**Material for this task:**
## Start
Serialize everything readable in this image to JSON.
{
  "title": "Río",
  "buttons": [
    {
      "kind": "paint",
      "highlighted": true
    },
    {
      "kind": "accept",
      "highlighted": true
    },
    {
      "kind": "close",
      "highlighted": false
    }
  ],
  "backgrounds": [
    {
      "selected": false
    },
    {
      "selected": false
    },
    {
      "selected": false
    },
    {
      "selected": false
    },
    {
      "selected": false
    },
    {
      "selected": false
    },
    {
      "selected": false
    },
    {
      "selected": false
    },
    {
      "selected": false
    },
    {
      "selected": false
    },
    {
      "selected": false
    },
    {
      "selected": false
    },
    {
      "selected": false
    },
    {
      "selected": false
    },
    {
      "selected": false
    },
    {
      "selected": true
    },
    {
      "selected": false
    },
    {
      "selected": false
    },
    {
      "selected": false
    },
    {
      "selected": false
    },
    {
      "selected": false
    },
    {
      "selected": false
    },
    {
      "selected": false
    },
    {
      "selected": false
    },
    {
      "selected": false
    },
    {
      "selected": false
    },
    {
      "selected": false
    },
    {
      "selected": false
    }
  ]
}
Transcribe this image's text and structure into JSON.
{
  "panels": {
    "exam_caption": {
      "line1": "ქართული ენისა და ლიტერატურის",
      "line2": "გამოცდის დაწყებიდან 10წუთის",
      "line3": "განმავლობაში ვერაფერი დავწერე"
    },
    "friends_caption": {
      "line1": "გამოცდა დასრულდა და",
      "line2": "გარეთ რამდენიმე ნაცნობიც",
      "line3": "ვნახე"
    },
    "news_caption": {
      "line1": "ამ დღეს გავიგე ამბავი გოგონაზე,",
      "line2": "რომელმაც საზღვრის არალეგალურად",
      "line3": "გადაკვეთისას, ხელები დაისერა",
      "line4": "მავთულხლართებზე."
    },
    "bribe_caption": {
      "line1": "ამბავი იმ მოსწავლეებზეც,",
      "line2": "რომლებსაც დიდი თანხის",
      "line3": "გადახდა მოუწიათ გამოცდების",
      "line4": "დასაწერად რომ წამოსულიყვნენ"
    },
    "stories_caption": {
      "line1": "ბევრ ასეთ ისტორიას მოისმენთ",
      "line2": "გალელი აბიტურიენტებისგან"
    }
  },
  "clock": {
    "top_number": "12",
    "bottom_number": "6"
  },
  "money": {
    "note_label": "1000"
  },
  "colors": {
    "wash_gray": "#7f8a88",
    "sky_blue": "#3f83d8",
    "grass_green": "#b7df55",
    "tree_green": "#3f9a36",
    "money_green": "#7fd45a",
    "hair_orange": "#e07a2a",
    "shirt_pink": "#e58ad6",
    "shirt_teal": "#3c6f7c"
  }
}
## End
**Given exercise:** Reproduce the listing above word for word.

**Task solution:**
Serialize everything readable in this image to JSON.
{
  "title": "Río",
  "buttons": [
    {
      "kind": "paint",
      "highlighted": true
    },
    {
      "kind": "accept",
      "highlighted": true
    },
    {
      "kind": "close",
      "highlighted": false
    }
  ],
  "backgrounds": [
    {
      "selected": false
    },
    {
      "selected": false
    },
    {
      "selected": false
    },
    {
      "selected": false
    },
    {
      "selected": false
    },
    {
      "selected": false
    },
    {
      "selected": false
    },
    {
      "selected": false
    },
    {
      "selected": false
    },
    {
      "selected": false
    },
    {
      "selected": false
    },
    {
      "selected": false
    },
    {
      "selected": false
    },
    {
      "selected": false
    },
    {
      "selected": false
    },
    {
      "selected": true
    },
    {
      "selected": false
    },
    {
      "selected": false
    },
    {
      "selected": false
    },
    {
      "selected": false
    },
    {
      "selected": false
    },
    {
      "selected": false
    },
    {
      "selected": false
    },
    {
      "selected": false
    },
    {
      "selected": false
    },
    {
      "selected": false
    },
    {
      "selected": false
    },
    {
      "selected": false
    }
  ]
}
Transcribe this image's text and structure into JSON.
{
  "panels": {
    "exam_caption": {
      "line1": "ქართული ენისა და ლიტერატურის",
      "line2": "გამოცდის დაწყებიდან 10წუთის",
      "line3": "განმავლობაში ვერაფერი დავწერე"
    },
    "friends_caption": {
      "line1": "გამოცდა დასრულდა და",
      "line2": "გარეთ რამდენიმე ნაცნობიც",
      "line3": "ვნახე"
    },
    "news_caption": {
      "line1": "ამ დღეს გავიგე ამბავი გოგონაზე,",
      "line2": "რომელმაც საზღვრის არალეგალურად",
      "line3": "გადაკვეთისას, ხელები დაისერა",
      "line4": "მავთულხლართებზე."
    },
    "bribe_caption": {
      "line1": "ამბავი იმ მოსწავლეებზეც,",
      "line2": "რომლებსაც დიდი თანხის",
      "line3": "გადახდა მოუწიათ გამოცდების",
      "line4": "დასაწერად რომ წამოსულიყვნენ"
    },
    "stories_caption": {
      "line1": "ბევრ ასეთ ისტორიას მოისმენთ",
      "line2": "გალელი აბიტურიენტებისგან"
    }
  },
  "clock": {
    "top_number": "12",
    "bottom_number": "6"
  },
  "money": {
    "note_label": "1000"
  },
  "colors": {
    "wash_gray": "#7f8a88",
    "sky_blue": "#3f83d8",
    "grass_green": "#b7df55",
    "tree_green": "#3f9a36",
    "money_green": "#7fd45a",
    "hair_orange": "#e07a2a",
    "shirt_pink": "#e58ad6",
    "shirt_teal": "#3c6f7c"
  }
}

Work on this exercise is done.